[What the task requires]:
Using the data beneath, show every line that includes the word "chart".

-------- Records for the exercise

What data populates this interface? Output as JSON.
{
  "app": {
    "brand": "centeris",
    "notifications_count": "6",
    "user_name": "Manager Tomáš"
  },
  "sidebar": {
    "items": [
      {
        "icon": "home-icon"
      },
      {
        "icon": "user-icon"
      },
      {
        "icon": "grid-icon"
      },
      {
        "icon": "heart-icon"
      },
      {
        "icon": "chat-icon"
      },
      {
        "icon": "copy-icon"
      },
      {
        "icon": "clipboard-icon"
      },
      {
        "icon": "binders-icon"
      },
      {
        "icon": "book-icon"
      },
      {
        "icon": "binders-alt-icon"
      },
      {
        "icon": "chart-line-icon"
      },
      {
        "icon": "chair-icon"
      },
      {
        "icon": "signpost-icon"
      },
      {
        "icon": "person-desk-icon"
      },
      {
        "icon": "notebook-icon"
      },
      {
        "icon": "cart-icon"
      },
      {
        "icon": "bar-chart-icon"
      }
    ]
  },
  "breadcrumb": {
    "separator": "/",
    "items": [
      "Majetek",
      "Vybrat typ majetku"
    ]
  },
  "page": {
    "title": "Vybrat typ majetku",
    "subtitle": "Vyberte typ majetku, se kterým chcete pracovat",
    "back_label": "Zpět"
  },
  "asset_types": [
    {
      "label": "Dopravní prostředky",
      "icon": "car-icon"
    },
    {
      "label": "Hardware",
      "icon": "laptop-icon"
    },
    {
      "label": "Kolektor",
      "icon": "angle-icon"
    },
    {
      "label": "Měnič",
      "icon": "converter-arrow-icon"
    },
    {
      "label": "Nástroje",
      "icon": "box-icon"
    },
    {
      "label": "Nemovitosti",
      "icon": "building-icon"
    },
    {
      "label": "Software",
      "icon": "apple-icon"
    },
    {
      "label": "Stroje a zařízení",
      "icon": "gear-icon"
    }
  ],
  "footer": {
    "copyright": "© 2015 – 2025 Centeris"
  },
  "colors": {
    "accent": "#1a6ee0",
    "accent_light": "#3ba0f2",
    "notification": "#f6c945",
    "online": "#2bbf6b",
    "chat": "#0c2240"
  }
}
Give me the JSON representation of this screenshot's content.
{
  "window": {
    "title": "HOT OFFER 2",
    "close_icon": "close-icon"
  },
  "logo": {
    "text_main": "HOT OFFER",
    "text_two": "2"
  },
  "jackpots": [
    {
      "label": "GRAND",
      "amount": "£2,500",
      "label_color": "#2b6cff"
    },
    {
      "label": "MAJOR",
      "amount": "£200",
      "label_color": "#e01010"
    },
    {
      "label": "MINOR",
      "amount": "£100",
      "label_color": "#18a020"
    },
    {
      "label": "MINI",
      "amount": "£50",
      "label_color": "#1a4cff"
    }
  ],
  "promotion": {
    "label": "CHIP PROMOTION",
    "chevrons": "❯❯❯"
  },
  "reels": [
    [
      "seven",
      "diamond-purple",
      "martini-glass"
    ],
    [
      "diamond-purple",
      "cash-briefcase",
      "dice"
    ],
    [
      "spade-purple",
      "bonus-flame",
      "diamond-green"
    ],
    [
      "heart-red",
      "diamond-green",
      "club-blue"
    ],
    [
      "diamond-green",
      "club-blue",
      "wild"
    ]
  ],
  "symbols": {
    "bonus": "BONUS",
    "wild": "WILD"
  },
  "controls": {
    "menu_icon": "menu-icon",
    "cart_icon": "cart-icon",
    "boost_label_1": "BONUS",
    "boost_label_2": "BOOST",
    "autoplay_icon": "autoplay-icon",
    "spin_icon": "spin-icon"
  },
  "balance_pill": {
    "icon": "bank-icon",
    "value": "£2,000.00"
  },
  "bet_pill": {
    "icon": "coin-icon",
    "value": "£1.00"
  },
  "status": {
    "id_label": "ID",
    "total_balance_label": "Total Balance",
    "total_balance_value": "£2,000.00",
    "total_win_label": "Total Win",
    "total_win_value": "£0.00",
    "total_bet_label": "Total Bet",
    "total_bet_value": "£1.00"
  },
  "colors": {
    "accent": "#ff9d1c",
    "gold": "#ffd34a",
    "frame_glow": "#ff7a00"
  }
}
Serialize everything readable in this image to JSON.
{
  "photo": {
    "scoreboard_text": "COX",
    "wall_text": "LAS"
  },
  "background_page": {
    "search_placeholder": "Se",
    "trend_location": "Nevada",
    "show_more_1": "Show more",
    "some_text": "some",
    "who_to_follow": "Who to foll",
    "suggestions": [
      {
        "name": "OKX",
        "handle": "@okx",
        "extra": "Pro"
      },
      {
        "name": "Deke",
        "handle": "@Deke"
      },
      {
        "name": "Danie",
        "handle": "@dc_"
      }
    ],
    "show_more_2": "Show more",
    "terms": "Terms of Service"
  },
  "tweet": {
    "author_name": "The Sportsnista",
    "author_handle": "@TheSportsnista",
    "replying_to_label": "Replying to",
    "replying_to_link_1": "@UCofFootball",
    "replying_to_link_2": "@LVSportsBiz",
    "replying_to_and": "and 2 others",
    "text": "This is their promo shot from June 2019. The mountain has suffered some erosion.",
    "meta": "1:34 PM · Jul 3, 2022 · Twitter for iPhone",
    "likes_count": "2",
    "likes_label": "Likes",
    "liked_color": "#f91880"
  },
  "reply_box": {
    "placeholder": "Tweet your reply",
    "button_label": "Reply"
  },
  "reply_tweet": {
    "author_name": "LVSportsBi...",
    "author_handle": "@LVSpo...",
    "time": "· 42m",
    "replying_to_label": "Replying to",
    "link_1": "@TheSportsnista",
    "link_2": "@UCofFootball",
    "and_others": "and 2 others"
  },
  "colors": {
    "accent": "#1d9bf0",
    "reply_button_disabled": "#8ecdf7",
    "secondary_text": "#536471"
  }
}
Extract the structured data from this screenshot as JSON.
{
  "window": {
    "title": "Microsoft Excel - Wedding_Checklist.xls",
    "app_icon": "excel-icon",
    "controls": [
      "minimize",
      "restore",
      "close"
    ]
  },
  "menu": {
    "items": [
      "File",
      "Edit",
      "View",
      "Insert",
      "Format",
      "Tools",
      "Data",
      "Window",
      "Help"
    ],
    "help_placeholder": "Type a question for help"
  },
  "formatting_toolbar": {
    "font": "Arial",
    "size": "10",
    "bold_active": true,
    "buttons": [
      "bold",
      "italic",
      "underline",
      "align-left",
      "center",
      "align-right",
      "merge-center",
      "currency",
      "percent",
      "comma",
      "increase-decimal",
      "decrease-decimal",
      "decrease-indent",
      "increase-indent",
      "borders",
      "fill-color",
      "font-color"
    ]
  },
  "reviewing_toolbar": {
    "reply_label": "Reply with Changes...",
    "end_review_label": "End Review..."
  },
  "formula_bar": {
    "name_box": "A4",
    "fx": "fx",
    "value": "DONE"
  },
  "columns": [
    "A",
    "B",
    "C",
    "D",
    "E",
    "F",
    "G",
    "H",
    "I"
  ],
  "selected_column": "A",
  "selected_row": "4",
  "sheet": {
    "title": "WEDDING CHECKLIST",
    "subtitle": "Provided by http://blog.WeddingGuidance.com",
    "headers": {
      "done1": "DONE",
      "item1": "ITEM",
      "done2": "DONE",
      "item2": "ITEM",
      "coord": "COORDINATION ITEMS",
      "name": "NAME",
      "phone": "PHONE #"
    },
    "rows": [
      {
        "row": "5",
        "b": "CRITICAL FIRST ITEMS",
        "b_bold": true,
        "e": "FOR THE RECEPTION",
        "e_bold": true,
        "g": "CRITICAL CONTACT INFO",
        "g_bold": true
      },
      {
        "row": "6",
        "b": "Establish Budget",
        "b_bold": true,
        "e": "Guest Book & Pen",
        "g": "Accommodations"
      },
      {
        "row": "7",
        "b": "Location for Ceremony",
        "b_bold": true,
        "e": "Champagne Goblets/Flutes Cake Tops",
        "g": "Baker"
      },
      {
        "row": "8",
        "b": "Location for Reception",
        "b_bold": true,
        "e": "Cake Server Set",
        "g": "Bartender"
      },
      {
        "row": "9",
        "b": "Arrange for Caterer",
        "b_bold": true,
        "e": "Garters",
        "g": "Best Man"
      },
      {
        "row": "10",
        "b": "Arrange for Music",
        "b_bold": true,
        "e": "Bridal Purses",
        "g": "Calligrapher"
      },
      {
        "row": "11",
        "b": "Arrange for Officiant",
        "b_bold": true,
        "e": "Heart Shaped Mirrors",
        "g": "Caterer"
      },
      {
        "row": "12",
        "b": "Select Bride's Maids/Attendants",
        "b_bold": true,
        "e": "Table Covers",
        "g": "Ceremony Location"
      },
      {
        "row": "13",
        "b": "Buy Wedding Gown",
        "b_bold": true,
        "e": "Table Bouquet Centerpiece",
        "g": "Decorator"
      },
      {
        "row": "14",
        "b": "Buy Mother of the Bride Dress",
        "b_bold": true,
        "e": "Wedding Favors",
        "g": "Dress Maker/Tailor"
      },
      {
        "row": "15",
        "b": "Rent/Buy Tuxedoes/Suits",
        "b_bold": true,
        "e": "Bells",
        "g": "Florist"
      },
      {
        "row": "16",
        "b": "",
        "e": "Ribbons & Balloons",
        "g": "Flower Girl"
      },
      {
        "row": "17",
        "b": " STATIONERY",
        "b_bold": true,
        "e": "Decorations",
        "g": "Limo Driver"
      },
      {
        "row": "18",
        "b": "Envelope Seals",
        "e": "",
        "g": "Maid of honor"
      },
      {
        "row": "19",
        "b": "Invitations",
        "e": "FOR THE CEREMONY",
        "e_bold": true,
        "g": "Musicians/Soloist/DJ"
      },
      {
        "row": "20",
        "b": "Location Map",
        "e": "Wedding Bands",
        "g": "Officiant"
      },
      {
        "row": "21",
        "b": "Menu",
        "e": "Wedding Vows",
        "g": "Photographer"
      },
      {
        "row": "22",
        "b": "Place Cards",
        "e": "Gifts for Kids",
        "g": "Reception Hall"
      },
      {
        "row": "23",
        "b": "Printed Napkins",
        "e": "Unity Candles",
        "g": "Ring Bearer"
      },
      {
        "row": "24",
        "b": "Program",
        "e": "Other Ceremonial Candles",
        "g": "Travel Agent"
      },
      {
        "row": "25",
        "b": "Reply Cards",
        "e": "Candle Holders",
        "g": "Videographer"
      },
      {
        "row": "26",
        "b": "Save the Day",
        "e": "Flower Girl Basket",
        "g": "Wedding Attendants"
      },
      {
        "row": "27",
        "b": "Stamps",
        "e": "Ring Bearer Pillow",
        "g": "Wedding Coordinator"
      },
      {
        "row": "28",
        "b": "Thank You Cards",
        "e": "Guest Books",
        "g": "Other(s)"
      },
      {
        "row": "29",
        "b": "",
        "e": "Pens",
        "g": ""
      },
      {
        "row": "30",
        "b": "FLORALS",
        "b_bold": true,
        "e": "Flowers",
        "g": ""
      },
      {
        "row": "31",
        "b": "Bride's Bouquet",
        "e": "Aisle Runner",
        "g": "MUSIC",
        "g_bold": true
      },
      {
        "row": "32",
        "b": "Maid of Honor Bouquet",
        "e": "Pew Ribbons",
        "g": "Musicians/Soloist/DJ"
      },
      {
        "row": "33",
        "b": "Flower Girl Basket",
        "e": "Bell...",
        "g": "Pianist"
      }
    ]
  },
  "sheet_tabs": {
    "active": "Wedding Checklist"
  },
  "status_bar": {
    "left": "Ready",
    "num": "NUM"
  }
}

----------------

[Answer]:
        "icon": "chart-line-icon"
        "icon": "bar-chart-icon"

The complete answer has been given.